# Article:
--

According to a press release from the FTC, Herbalife has been charged with deceiving consumers into believing they could earn substantial money selling diet, nutritional supplement and personal care products.
According to the FTC’s complaint, Herbalife claimed that people who participate could expect to quit their jobs, earn thousands of dollars a month, make a career-level income, or even get rich. But the truth, as alleged in the FTC complaint, is that the overwhelming majority of distributors who pursue the business opportunity earn little or no money.
For example, the average amount that more than half the distributors known as “sales leaders” received as reward payments from Herbalife was under $300 for 2014. Many of those who invested in the Nutrition Club brand spent an average of $8,500 with the majority (57%) losing money or breaking even.
The small minority of distributors who do make a lot of money, according to the complaint, are compensated for recruiting new distributors, regardless of whether those recruits can sell the products they are encouraged to buy from Herbalife.
Finding themselves unable to make money, distributors abandon Herbalife in large numbers. The majority of them stop ordering products within their first year, and nearly half of the entire Herbalife distributor base quits in any given year.
While stopping short of accusing the company of operating a pyramid scheme, FTC Chairwoman Edith Ramirez said, “This settlement will require Herbalife to fundamentally restructure its business so that participants are rewarded for what they sell, not how many people they recruit. Herbalife is going to have to start operating legitimately, making only truthful claims about how much money its members are likely to make, and it will have to compensate consumers for the losses they have suffered as a result of what we charge are unfair and deceptive practices.”

--

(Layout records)

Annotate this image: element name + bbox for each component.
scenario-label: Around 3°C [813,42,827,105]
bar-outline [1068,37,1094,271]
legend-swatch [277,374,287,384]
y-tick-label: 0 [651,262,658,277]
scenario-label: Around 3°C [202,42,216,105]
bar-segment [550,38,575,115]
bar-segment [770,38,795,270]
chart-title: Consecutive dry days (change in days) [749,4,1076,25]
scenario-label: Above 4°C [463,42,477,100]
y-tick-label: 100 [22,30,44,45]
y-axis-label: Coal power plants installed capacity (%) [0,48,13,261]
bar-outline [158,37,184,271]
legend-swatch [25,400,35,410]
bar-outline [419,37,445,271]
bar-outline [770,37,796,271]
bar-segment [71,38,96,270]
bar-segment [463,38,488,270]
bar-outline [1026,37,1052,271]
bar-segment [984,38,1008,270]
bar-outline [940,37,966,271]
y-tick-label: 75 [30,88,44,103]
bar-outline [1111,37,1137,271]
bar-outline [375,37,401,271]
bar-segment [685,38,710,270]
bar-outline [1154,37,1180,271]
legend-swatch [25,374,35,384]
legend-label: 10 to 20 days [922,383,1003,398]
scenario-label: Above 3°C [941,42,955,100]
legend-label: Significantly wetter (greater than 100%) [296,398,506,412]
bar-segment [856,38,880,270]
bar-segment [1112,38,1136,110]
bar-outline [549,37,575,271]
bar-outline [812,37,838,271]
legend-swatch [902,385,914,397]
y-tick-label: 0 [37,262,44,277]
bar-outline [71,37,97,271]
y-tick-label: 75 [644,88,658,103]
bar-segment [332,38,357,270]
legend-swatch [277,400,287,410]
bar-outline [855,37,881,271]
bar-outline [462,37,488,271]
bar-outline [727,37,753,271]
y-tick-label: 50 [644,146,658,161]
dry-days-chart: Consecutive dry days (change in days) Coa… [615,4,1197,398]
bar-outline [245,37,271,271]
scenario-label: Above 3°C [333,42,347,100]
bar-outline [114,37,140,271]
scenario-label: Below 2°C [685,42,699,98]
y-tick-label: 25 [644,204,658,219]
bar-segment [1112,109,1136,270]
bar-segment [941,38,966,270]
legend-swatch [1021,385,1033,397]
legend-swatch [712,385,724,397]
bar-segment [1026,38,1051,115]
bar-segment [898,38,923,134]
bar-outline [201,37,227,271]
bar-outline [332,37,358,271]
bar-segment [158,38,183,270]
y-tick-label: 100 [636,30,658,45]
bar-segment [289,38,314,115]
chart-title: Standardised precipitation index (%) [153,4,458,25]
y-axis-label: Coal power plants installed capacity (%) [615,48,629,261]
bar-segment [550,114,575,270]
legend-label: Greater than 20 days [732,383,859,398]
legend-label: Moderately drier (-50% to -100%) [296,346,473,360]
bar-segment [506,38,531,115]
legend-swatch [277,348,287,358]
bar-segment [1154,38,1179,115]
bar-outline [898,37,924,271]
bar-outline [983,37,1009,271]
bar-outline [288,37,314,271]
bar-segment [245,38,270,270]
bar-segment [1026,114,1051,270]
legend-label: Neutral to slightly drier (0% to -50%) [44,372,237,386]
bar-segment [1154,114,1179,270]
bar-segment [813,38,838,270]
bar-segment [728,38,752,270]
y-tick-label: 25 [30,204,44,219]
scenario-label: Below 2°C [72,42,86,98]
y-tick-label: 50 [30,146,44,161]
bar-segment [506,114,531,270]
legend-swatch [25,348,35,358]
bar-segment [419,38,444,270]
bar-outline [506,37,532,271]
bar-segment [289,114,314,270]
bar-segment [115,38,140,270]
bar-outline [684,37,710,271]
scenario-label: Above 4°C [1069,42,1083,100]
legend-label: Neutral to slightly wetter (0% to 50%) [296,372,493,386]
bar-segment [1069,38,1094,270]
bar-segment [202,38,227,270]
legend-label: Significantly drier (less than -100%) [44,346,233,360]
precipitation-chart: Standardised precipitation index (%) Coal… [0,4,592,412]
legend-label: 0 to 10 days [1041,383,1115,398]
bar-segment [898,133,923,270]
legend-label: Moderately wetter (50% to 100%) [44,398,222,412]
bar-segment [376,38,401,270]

--

# Tasks to perform:
- A) According to the Herbalife article, what percentage of those who invested in the Nutrition Club brand lost money or broke even?
- B) Duplicate the passage of the Herbalife article starting with "For example, the" and going on through "or breaking even.".

# Problem solutions:
- A) 57%

- B)
For example, the average amount that more than half the distributors known as “sales leaders” received as reward payments from Herbalife was under $300 for 2014. Many of those who invested in the Nutrition Club brand spent an average of $8,500 with the majority (57%) losing money or breaking even.